_The exercise_: Format every line of the listing below as a JSON array of strings, one string per line, with blank lines omitted.

>> START

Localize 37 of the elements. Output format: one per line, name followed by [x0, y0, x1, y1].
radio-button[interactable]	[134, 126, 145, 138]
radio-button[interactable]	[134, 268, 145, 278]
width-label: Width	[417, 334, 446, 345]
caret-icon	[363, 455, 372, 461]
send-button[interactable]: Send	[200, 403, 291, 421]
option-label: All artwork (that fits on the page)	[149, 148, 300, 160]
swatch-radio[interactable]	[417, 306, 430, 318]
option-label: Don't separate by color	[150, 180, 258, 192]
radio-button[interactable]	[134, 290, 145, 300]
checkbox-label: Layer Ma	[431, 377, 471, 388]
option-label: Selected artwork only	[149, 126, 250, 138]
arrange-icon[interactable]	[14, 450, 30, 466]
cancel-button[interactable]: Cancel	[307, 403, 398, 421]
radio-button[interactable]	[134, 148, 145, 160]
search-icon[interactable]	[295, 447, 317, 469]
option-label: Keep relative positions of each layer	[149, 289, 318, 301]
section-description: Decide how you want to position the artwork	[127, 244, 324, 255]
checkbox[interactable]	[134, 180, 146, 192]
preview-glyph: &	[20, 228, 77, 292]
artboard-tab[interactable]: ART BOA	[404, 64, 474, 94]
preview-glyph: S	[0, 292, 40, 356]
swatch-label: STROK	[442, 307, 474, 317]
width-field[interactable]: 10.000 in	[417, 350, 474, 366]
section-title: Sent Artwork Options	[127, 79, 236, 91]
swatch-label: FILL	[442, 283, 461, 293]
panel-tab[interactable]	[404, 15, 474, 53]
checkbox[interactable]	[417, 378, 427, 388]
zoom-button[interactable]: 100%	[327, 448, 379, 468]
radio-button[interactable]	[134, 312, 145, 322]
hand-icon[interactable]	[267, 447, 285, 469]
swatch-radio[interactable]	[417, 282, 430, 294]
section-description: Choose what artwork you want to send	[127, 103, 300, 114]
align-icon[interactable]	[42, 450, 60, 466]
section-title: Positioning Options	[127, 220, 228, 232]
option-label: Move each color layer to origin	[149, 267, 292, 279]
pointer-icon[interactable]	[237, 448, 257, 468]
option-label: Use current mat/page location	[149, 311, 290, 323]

>> END

_Response_:
[
  "Localize 37 of the elements. Output format: one per line, name followed by [x0, y0, x1, y1].",
  "radio-button[interactable]\t[134, 126, 145, 138]",
  "radio-button[interactable]\t[134, 268, 145, 278]",
  "width-label: Width\t[417, 334, 446, 345]",
  "caret-icon\t[363, 455, 372, 461]",
  "send-button[interactable]: Send\t[200, 403, 291, 421]",
  "option-label: All artwork (that fits on the page)\t[149, 148, 300, 160]",
  "swatch-radio[interactable]\t[417, 306, 430, 318]",
  "option-label: Don't separate by color\t[150, 180, 258, 192]",
  "radio-button[interactable]\t[134, 290, 145, 300]",
  "checkbox-label: Layer Ma\t[431, 377, 471, 388]",
  "option-label: Selected artwork only\t[149, 126, 250, 138]",
  "arrange-icon[interactable]\t[14, 450, 30, 466]",
  "cancel-button[interactable]: Cancel\t[307, 403, 398, 421]",
  "radio-button[interactable]\t[134, 148, 145, 160]",
  "search-icon[interactable]\t[295, 447, 317, 469]",
  "option-label: Keep relative positions of each layer\t[149, 289, 318, 301]",
  "section-description: Decide how you want to position the artwork\t[127, 244, 324, 255]",
  "checkbox[interactable]\t[134, 180, 146, 192]",
  "preview-glyph: &\t[20, 228, 77, 292]",
  "artboard-tab[interactable]: ART BOA\t[404, 64, 474, 94]",
  "preview-glyph: S\t[0, 292, 40, 356]",
  "swatch-label: STROK\t[442, 307, 474, 317]",
  "width-field[interactable]: 10.000 in\t[417, 350, 474, 366]",
  "section-title: Sent Artwork Options\t[127, 79, 236, 91]",
  "swatch-label: FILL\t[442, 283, 461, 293]",
  "panel-tab[interactable]\t[404, 15, 474, 53]",
  "checkbox[interactable]\t[417, 378, 427, 388]",
  "zoom-button[interactable]: 100%\t[327, 448, 379, 468]",
  "radio-button[interactable]\t[134, 312, 145, 322]",
  "hand-icon[interactable]\t[267, 447, 285, 469]",
  "swatch-radio[interactable]\t[417, 282, 430, 294]",
  "section-description: Choose what artwork you want to send\t[127, 103, 300, 114]",
  "align-icon[interactable]\t[42, 450, 60, 466]",
  "section-title: Positioning Options\t[127, 220, 228, 232]",
  "option-label: Move each color layer to origin\t[149, 267, 292, 279]",
  "pointer-icon[interactable]\t[237, 448, 257, 468]",
  "option-label: Use current mat/page location\t[149, 311, 290, 323]"
]